[RECORDS TO USE]:
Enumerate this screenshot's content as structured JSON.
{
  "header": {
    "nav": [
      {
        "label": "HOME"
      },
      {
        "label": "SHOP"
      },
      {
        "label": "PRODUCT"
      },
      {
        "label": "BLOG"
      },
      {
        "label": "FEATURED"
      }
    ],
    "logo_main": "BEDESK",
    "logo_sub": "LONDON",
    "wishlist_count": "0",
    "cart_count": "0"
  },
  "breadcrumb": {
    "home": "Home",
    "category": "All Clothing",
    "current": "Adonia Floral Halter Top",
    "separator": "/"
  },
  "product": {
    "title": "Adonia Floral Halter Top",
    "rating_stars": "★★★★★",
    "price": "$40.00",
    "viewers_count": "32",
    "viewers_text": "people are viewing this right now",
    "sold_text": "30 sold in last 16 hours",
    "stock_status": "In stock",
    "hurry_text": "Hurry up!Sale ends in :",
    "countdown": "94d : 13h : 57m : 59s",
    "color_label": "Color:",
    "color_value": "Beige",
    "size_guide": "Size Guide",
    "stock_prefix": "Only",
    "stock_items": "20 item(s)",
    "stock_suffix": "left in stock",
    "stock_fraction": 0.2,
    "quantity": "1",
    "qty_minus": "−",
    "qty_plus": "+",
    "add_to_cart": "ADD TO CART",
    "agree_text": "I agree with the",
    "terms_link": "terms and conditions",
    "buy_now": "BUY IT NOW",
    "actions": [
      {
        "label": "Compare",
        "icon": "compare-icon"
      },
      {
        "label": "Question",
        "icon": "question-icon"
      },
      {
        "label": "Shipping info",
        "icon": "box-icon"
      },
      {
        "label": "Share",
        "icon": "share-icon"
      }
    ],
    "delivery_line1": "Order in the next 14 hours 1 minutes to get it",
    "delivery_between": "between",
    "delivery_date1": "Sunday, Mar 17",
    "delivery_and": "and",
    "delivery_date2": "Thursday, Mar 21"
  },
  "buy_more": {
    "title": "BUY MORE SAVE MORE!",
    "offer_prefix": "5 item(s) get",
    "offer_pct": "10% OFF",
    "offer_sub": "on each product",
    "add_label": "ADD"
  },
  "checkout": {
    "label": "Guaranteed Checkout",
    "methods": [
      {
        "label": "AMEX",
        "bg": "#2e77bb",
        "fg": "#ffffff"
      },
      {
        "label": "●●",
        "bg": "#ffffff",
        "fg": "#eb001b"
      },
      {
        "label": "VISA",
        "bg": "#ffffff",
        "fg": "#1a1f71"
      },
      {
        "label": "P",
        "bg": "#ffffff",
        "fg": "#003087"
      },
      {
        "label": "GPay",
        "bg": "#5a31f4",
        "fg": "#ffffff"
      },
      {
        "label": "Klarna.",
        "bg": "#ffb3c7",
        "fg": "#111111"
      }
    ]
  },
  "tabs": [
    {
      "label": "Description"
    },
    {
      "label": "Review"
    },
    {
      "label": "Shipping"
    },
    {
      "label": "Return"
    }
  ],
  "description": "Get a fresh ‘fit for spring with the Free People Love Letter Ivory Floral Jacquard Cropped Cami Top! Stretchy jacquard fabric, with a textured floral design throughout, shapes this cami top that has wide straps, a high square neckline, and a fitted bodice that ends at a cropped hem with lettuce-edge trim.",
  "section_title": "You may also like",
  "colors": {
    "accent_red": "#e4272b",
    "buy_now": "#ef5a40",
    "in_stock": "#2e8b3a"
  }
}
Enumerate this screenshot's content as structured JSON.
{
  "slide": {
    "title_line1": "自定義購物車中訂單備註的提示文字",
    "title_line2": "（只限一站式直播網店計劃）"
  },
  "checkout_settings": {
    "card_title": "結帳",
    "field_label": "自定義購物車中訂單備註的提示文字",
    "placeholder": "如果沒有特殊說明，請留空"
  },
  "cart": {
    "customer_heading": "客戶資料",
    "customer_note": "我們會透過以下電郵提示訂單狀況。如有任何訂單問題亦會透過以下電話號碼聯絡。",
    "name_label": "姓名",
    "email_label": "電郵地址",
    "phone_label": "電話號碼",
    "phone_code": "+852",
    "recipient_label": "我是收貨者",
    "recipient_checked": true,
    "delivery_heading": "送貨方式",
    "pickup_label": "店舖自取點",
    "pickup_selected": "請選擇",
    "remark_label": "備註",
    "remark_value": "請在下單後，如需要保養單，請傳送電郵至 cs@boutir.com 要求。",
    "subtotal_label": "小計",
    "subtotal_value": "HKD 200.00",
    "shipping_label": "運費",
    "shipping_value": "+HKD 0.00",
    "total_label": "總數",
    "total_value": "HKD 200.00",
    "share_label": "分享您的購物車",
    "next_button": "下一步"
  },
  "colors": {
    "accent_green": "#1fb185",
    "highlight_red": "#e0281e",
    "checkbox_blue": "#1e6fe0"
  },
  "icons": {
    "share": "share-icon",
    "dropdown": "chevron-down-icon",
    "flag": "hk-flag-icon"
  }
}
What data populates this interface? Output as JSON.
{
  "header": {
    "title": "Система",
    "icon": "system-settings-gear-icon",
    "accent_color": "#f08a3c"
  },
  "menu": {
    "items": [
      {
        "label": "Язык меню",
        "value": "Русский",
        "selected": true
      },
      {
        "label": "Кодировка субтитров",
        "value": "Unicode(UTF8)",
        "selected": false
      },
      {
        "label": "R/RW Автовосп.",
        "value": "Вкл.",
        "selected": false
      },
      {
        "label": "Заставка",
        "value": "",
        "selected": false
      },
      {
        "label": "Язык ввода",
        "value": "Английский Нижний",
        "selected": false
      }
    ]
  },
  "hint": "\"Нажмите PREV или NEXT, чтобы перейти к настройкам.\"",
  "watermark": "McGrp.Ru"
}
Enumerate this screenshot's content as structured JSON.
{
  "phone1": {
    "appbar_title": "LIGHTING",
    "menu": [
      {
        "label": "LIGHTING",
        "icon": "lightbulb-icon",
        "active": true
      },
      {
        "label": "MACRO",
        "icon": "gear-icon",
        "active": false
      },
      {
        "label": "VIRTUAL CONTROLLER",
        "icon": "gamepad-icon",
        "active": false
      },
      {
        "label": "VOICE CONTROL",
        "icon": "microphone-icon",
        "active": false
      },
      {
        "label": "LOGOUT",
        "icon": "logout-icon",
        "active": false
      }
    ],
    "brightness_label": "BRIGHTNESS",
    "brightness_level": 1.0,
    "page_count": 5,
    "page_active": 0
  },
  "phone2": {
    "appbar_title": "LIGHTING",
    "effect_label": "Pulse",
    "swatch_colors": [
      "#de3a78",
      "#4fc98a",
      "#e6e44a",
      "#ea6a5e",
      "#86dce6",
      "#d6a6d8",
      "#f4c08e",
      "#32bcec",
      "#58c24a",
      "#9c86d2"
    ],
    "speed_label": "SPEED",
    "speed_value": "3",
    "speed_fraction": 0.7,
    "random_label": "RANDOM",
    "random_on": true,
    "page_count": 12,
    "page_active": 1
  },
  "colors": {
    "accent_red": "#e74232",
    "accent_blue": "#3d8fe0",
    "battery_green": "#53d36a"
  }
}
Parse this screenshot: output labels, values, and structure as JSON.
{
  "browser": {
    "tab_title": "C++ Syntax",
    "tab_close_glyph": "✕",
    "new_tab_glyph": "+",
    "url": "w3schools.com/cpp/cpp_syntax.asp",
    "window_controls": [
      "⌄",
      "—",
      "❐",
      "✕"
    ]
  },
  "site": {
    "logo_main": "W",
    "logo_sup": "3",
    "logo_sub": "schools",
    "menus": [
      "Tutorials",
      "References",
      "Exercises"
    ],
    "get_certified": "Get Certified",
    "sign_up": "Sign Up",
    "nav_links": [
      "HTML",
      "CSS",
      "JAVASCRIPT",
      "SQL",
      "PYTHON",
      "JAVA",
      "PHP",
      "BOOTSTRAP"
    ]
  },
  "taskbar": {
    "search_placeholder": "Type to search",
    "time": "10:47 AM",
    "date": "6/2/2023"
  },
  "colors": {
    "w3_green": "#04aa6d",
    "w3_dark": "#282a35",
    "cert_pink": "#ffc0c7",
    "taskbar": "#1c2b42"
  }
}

[WORK REQUIRED]:
Where a line holds the string "hours", copy that line.

[RESULT OF THIS EXERCISE]:
    "sold_text": "30 sold in last 16 hours",
    "delivery_line1": "Order in the next 14 hours 1 minutes to get it",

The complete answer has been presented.